-- begin Provided records --

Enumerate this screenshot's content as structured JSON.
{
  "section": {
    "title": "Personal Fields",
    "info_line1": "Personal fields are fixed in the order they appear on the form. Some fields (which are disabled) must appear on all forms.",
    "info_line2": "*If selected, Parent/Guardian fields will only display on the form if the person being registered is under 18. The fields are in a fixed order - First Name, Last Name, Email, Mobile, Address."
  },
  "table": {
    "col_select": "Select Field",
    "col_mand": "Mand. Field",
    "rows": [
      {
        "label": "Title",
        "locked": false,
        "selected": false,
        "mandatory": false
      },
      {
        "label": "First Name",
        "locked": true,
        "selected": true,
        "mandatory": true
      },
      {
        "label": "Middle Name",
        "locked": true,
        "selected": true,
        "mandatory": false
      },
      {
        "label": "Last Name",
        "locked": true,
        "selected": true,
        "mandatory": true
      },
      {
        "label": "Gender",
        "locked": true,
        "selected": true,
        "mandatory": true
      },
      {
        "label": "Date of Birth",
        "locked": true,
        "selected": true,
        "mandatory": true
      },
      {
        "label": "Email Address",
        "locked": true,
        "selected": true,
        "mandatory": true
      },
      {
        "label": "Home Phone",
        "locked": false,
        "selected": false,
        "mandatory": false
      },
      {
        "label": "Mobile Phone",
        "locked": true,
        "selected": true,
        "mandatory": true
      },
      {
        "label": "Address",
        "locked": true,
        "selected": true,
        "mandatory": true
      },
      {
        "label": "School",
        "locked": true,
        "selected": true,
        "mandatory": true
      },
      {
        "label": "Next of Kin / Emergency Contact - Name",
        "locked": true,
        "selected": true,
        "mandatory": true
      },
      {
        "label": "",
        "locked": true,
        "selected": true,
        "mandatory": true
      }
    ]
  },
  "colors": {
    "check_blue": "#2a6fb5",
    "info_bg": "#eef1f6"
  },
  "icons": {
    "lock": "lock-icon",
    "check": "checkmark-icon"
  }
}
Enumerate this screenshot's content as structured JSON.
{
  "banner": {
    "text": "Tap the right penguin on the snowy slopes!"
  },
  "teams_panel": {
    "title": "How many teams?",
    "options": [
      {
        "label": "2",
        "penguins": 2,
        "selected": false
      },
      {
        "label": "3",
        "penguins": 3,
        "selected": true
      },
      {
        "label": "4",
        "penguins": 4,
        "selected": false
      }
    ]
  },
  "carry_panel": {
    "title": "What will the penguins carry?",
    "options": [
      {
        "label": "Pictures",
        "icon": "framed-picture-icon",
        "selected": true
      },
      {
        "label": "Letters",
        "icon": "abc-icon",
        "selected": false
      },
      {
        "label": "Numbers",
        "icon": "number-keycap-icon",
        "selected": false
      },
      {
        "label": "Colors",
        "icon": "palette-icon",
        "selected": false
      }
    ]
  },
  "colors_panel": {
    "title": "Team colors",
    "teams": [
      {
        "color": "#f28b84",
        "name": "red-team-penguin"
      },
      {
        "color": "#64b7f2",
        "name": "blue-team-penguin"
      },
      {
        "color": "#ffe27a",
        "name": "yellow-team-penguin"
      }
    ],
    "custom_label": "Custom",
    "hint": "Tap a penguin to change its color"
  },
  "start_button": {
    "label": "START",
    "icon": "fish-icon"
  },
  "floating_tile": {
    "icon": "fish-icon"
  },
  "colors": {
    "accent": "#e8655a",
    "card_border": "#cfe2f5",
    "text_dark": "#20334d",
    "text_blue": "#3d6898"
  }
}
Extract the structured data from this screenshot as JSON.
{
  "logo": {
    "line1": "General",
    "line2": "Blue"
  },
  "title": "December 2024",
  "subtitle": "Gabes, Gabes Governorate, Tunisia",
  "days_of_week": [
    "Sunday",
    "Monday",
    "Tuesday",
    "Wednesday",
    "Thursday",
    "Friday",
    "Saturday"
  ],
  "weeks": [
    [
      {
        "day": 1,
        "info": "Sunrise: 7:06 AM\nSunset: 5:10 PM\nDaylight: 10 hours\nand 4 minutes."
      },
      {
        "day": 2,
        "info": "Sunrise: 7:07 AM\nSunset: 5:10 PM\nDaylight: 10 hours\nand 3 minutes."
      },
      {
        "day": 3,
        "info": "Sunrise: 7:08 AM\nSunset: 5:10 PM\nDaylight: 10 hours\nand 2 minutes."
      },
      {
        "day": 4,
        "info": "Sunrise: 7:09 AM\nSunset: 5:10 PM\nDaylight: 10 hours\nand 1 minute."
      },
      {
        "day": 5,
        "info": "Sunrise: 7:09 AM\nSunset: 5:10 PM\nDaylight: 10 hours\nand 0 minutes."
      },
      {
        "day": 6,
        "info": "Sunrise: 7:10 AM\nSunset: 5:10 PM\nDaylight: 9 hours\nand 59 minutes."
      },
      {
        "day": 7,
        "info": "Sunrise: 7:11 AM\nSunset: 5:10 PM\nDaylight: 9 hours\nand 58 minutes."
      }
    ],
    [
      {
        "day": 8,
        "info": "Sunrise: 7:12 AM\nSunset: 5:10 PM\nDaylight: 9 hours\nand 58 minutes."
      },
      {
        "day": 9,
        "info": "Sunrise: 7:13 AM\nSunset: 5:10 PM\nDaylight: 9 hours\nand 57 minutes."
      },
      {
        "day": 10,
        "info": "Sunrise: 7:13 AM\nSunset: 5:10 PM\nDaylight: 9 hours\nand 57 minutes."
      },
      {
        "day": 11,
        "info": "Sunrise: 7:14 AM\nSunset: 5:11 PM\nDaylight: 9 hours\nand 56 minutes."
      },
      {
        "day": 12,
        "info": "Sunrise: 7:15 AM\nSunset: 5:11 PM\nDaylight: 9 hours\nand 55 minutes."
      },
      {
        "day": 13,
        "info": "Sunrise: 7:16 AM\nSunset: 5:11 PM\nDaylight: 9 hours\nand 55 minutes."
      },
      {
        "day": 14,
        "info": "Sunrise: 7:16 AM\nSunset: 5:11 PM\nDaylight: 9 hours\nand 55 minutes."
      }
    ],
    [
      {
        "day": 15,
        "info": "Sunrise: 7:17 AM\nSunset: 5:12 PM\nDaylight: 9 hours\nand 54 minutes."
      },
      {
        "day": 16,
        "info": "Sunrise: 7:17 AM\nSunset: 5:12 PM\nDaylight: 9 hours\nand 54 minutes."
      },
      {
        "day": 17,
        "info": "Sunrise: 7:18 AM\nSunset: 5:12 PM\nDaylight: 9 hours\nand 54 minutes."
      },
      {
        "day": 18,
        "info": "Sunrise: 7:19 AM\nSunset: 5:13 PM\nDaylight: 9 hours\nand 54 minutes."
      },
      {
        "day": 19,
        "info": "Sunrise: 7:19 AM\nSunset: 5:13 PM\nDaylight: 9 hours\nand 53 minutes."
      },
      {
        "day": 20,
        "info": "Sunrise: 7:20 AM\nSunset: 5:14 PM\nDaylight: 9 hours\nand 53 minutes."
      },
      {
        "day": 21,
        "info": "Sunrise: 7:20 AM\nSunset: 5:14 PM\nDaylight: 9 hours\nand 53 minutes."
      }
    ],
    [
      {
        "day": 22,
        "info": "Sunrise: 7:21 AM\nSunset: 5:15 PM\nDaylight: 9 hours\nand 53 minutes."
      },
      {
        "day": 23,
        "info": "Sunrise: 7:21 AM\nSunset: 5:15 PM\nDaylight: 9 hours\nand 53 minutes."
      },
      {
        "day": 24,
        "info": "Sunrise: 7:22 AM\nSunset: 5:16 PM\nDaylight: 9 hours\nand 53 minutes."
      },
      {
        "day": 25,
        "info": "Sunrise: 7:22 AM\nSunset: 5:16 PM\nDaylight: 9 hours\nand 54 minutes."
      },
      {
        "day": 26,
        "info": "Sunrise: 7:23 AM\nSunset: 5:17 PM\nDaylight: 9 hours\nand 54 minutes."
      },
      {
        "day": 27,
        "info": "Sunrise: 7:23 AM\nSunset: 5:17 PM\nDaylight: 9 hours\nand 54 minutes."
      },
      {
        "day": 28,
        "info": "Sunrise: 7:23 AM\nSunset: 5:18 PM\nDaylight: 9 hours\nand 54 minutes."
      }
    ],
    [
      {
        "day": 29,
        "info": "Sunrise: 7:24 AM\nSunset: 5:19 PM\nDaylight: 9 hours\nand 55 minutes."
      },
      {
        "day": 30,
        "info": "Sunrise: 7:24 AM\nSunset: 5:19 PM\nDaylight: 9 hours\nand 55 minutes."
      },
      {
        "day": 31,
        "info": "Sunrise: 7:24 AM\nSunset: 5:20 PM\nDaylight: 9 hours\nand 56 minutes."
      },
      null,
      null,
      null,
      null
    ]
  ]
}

-- end Provided records --

Find every line above that contains the word "Email", and return each one.

Answer to the exercise ▸
    "info_line2": "*If selected, Parent/Guardian fields will only display on the form if the person being registered is under 18. The fields are in a fixed order - First Name, Last Name, Email, Mobile, Address."
        "label": "Email Address",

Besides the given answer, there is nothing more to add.